De novios adolescentes a una familia consolidada: la historia de amor de Leandro Paredes y Camila Galante
Leandro Paredes y Camila Galante: un inicio marcado por la intensidad
Uno de los episodios más recordados de esa etapa es el tatuaje que Paredes se hizo con el nombre de Camila antes incluso de que fueran novios. El propio futbolista contó años después que fue una decisión impulsiva, tomada cuando todavía no había una relación formal. Ese gesto, lejos de quedar como una anécdota aislada, anticipó la intensidad con la que vivió el vínculo desde el inicio. A eso se suma el primer beso, que se dio en un contexto familiar y que fue descubierto por el hermano de ella durante unas vacaciones. Desde entonces, la relación dejó de ser un secreto y empezó a consolidarse mientras él daba sus primeros pasos en el fútbol profesional.

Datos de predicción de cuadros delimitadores
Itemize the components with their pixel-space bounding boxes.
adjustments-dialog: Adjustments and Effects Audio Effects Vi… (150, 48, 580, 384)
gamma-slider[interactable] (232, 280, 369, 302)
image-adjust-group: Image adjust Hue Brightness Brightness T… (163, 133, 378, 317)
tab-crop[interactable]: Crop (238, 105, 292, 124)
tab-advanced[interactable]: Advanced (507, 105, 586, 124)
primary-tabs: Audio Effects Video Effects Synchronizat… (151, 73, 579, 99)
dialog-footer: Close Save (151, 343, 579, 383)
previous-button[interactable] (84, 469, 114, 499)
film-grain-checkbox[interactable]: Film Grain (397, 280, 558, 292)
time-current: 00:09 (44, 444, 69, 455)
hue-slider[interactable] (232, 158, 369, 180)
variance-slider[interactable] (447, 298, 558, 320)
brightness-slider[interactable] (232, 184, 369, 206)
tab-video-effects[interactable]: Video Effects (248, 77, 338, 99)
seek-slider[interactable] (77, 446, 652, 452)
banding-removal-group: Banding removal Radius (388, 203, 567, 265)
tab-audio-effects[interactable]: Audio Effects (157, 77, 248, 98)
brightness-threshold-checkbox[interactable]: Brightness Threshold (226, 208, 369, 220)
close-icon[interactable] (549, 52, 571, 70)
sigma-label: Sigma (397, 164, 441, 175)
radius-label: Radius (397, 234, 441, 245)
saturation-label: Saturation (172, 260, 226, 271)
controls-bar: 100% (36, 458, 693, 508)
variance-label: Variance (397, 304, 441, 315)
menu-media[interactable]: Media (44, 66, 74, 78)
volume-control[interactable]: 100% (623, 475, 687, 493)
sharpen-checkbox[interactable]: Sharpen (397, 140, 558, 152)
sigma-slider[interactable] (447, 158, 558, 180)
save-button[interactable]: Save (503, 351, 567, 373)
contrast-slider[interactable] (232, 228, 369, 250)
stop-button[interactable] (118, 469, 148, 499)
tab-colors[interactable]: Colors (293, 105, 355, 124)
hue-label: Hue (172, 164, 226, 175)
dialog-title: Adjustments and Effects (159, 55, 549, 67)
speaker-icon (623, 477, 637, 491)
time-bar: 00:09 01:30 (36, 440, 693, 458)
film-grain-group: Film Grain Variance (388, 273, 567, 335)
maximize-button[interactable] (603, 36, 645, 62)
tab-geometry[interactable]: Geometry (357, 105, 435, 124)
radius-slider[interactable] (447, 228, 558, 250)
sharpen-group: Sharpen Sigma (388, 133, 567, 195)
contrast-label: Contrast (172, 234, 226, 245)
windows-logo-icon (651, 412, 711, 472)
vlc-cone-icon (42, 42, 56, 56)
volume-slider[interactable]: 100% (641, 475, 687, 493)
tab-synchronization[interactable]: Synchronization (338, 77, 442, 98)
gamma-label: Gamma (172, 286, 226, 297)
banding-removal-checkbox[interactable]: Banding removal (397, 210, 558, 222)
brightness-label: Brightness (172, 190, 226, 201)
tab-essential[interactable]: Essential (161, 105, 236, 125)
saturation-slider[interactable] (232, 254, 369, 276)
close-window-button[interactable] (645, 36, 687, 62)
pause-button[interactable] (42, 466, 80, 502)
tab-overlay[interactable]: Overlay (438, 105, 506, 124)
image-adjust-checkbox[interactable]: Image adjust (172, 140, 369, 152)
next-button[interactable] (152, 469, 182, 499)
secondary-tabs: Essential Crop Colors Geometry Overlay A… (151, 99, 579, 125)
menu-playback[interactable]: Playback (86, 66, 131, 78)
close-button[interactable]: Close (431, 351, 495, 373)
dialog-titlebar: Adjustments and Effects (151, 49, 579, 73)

-- Tareas por realizar --
a: Reproduzca el fragmento del texto sobre Leandro Paredes y Camila Galante que se inicia con las palabras "De novios adolescentes" y concluye con "el fútbol profesional.", sustituyendo "Paredes" por "Leandro".
b: Resuma en dos oraciones el texto sobre Leandro Paredes y Camila Galante.
Los registros no intervienen en este trabajo.

-- Resultados por tarea --
a:
De novios adolescentes a una familia consolidada: la historia de amor de Leandro Leandro y Camila Galante
Leandro Leandro y Camila Galante: un inicio marcado por la intensidad
Uno de los episodios más recordados de esa etapa es el tatuaje que Leandro se hizo con el nombre de Camila antes incluso de que fueran novios. El propio futbolista contó años después que fue una decisión impulsiva, tomada cuando todavía no había una relación formal. Ese gesto, lejos de quedar como una anécdota aislada, anticipó la intensidad con la que vivió el vínculo desde el inicio. A eso se suma el primer beso, que se dio en un contexto familiar y que fue descubierto por el hermano de ella durante unas vacaciones. Desde entonces, la relación dejó de ser un secreto y empezó a consolidarse mientras él daba sus primeros pasos en el fútbol profesional.

b: Antes incluso de que fueran novios, Leandro Paredes se tatuó el nombre de Camila Galante, una decisión impulsiva según él mismo contó, y ese gesto anticipó la intensidad con la que vivió el vínculo. Su primer beso fue descubierto por el hermano de ella durante unas vacaciones, y desde entonces la relación dejó de ser un secreto y se consolidó mientras él daba sus primeros pasos en el fútbol profesional.